Como primeira baliza, a estratégia assumida pelo PT deve afirmar, alto e bom som, nossa opção resoluta pela disputa democrática, sem tomar a iniciativa da violência. Se quisessem, os trabalhadores brasileiros já teriam todas as condições para recorrer às armas, empunhando a bandeira da legítima defesa. Chico Mendes, Nativo da Natividade, Paulo Fontelles, Margarida Alves, Tião da Paz, os metalúrgicos de Volta Redonda, os milhares de torturados ou assassinados pela ditadura militar são provas materiais de que a luta armada já foi proposta pela classe dominante há muitos anos.

Optamos, apesar disso, pelo caminho da disputa pacífica, insistindo em que ele corresponde a um padrão superior de humanidade e de civilização. Somos defensores ardorosos da paz, do desarmamento e da não-violência. A conquista do socialismo sem derramamento de sangue seria, de nossa parte, desejo e sonho ardentes. Mas, na luta política, não podemos nos permitir a ingenuidade criminosa de fazer nossas fantasias ultrapassarem as paredes rígidas do real. Nem temos o direito de expor todas as conquistas populares, que custaram tanto esforço e tantos sacrifícios, a uma destruição completa assim que um general qualquer decida disparar o primeiro tiro. Que ninguém se iluda: a estratégia da disputa de hegemonia não dispensa as operações de defesa das trincheiras e casamatas que vamos erguendo na sociedade civil.

Na boa imagem utilizada na tese da Democracia Socialista, nosso movimento de longo prazo consiste no estabelecimento de um cerco à dominação burguesa sob a forma de uma pinça, onde a luta institucional e a pressão de massa representam os dois braços do instrumento.

## Informações registradas
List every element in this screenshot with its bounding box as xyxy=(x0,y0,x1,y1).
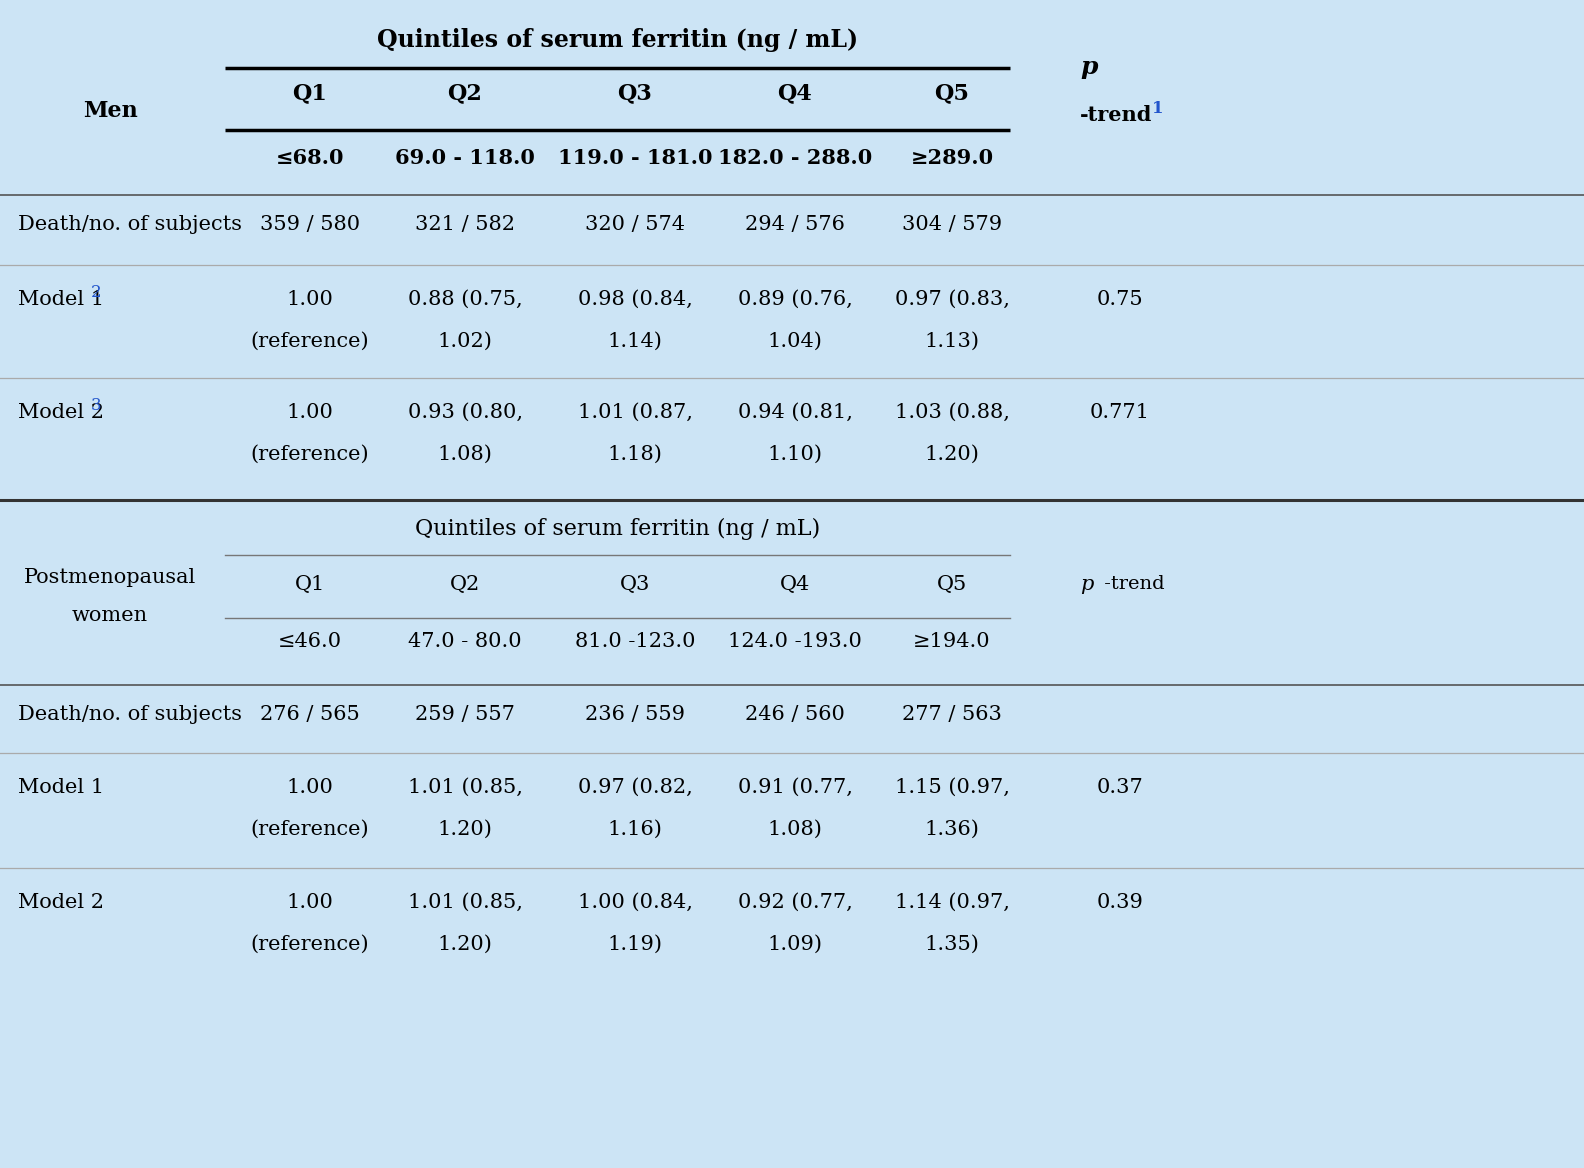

## Exercício proposto 1
Modifique a parte do trecho sobre a estratégia do PT entre "Na boa imagem" e "braços do instrumento.", inclusive, substituindo "pinça" por "tenaz".
## Exercício proposto 2
Segundo o trecho sobre a estratégia do PT, de qual tese vem a imagem da pinça?
## Exercício proposto 3
Por favor, prossiga com o trecho sobre a estratégia do PT a partir do ponto em que ele termina.

## Resposta 1
Na boa imagem utilizada na tese da Democracia Socialista, nosso movimento de longo prazo consiste no estabelecimento de um cerco à dominação burguesa sob a forma de uma tenaz, onde a luta institucional e a pressão de massa representam os dois braços do instrumento.

## Resposta 2
Da tese da Democracia Socialista.

## Resposta 3
Nesse avanço, estamos convictos na disposição de acatar as regras da disputa democrática. Mas aqui começa a ser fixada a segunda baliza, marcando a outra linha da raia: nenhuma experiência histórica, até hoje, no mundo inteiro, mostrou um só episódio em que as classes dominantes tenham acatado o jogo democrático até o ponto de aceitar a perda dos privilégios econômicos e dos mecanismos de poder, sem reagir com violência.

O Brasil poderia ser o primeiro caso? Se estamos mesmo decididos a romper com todos os dogmas, podemos admitir que sim. Mas a evolução histórica de nossa burguesia, a vocação autoritária, intolerante, inflexível e profundamente antidemocrática de nossas elites salta à vista em qualquer compêndio de história. Podemos pressionar as classes dominantes a uma conversão democrática e anunciamos que é esse mesmo o nosso propósito. Mas não podemos planejar todo o futuro histórico de um partido como o PT fiando-nos unicamente nessa hipótese.

Pelo contrário. Embora não seja ainda uma questão absolutamente inadiável na vida de nosso partido. não podemos retardar demais a abertura de discussões sobre mecanismos de organicidade superior, capacidade de sobrevivência a investidas repressivas, autodefesa em áreas de conflito agudo, estudo das experiências internacionais da luta revolucionária e das rebeliões populares ocorridas no Brasil.

De qualquer modo, precisa ficar claro, também na abordagem do problema da violência, que ao assumir o caminho da disputa de hegemonia com a burguesia num processo de longo prazo, deslocamos necessariamente nossa mira do Estado para a sociedade. É nela que agiremos como partido, para mobilizar, dinamizar, conscientizar, diversificar e torná-la mais democratizada, pluralista e exigente em sua fiscalização sobre o Estado.

Isso não quer dizer que o Estado, ao modernizar-se, tenha perdido seu caráter de síntese das contradições presentes na sociedade e instrumento de dominação de uma(s) classe(s) sobre outra(s).

A conquista do Estado ou, melhor que isso, sua radical transformação revolucionária, permanece sendo, portanto, um objetivo estratégico central em nossa luta de longo prazo. Mas essa ruptura política só possuirá real eficácia revolucionária quando for: a) resultado de uma nova hegemonia social: b) concomitante a um amplo revolucionamento da sociedade, c) capaz de produzir na esfera das relações humanas (subjetividade, normas de convívio, cultura, ética, costumes, espiritualidade, sexualidade) mudanças tão profundas quanto as propostas nos campos econômico e político.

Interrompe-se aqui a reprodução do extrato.